-- BEGIN Input data --
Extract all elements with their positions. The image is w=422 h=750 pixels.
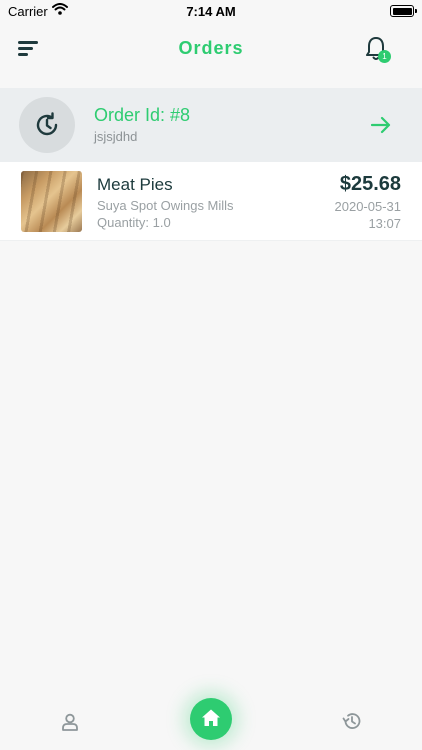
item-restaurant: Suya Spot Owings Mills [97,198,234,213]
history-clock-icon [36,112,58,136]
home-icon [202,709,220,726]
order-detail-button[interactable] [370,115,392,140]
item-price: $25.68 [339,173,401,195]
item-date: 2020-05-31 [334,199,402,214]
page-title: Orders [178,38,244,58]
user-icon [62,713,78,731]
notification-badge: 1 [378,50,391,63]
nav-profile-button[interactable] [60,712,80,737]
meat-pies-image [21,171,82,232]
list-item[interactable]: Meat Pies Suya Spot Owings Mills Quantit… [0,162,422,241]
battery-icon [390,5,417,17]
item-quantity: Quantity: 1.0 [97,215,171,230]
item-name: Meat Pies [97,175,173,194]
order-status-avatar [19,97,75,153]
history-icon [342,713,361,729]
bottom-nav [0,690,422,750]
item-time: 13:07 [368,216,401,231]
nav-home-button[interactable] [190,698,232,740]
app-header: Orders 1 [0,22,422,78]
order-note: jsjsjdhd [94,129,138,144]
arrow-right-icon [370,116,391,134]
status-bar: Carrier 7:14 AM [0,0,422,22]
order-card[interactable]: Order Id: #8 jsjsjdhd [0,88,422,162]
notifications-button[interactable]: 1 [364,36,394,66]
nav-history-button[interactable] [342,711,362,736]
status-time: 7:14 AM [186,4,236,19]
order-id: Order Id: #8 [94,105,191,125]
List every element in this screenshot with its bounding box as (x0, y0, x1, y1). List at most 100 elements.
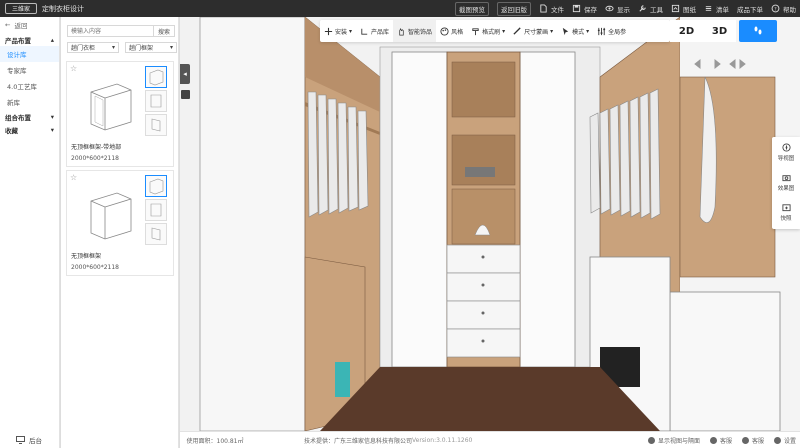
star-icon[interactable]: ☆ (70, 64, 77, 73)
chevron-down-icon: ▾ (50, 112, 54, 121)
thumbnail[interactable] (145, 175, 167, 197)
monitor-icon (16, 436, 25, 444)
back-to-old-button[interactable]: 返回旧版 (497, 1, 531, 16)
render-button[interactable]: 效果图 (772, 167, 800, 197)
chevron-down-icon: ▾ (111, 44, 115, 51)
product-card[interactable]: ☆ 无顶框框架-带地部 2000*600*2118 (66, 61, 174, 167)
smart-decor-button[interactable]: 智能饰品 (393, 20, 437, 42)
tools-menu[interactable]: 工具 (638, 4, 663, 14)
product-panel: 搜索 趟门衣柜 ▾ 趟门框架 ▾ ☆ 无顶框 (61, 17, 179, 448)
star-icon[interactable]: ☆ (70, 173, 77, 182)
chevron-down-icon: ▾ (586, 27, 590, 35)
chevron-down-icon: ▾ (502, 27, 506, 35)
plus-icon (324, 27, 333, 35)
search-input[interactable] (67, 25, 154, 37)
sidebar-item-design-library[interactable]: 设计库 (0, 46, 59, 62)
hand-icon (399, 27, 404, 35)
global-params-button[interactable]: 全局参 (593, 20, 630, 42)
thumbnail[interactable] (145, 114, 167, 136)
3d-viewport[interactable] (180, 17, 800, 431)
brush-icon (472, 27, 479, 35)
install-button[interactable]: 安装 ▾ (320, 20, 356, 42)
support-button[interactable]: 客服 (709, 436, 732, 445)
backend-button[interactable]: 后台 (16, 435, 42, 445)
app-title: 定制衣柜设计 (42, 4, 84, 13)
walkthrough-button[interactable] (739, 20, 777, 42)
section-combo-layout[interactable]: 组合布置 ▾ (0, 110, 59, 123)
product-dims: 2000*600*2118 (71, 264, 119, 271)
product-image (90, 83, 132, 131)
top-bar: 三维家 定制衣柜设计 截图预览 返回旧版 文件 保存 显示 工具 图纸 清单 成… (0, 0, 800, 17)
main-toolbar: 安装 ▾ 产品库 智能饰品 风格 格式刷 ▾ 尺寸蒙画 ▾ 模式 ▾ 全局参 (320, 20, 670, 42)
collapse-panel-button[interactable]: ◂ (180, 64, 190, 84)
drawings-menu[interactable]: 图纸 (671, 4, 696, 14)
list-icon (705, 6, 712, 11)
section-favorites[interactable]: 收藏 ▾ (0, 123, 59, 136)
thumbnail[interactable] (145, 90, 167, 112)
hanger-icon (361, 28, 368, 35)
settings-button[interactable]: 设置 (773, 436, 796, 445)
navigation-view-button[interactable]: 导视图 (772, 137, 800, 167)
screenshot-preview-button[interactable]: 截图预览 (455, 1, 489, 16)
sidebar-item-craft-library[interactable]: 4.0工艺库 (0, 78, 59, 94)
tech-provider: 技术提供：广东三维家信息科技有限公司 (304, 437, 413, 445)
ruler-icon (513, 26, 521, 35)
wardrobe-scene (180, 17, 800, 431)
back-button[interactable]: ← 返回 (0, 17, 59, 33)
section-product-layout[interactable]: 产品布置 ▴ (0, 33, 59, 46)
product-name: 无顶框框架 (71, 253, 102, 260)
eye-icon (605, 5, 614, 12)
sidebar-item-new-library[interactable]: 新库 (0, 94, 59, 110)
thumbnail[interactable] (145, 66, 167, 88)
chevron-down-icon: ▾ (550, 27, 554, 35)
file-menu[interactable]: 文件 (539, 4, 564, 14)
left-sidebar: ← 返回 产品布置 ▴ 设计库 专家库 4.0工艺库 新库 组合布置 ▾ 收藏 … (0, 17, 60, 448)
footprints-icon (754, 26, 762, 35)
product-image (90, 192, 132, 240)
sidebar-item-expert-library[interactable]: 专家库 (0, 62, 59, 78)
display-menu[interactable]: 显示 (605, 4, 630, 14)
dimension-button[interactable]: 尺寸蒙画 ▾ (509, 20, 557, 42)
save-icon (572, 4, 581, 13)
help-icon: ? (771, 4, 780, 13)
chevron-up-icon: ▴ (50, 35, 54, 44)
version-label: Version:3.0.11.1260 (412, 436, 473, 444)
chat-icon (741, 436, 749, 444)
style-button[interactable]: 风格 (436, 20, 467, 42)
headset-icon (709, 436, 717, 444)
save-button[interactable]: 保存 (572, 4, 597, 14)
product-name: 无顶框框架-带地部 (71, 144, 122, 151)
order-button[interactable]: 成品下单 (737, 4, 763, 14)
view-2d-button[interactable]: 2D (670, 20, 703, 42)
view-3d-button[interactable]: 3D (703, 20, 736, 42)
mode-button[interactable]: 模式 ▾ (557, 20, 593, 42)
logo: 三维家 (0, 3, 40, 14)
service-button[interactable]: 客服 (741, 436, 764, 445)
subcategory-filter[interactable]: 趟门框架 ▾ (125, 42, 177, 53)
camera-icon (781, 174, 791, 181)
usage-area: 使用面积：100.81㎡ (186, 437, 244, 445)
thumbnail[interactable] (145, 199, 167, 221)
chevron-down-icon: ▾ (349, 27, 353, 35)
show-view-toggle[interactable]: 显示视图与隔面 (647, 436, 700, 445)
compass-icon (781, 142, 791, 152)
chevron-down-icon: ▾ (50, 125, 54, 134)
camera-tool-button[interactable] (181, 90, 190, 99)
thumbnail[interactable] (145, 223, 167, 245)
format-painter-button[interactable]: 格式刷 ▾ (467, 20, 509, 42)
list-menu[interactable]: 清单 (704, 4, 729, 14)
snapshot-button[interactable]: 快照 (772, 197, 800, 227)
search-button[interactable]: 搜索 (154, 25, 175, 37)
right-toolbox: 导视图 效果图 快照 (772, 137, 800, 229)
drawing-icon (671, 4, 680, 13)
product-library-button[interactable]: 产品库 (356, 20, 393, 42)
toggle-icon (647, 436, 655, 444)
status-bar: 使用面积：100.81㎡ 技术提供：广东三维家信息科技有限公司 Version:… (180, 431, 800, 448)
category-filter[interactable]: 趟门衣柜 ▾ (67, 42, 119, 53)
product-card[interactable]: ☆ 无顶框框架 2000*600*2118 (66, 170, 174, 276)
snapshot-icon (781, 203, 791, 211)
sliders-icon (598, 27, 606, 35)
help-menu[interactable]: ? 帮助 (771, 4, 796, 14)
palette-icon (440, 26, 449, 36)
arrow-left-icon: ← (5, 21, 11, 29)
-- END Input data --
- Exercise details -
Starting at the line of the data that contains "item-restaurant: Suya Spot" and ending at the line that contains "item-name: Meat Pies [97,175,173,194]", lay out those lines as a numbered list. Leave out any blank lines.

- Finished exercise -
1. item-restaurant: Suya Spot Owings Mills [97,198,234,213]
2. history-clock-icon [36,112,58,136]
3. home-icon [202,709,220,726]
4. order-detail-button[interactable] [370,115,392,140]
5. item-price: $25.68 [339,173,401,195]
6. item-date: 2020-05-31 [334,199,402,214]
7. page-title: Orders [178,38,244,58]
8. user-icon [62,713,78,731]
9. notification-badge: 1 [378,50,391,63]
10. nav-profile-button[interactable] [60,712,80,737]
11. meat-pies-image [21,171,82,232]
12. list-item[interactable]: Meat Pies Suya Spot Owings Mills Quantit… [0,162,422,241]
13. battery-icon [390,5,417,17]
14. item-quantity: Quantity: 1.0 [97,215,171,230]
15. item-name: Meat Pies [97,175,173,194]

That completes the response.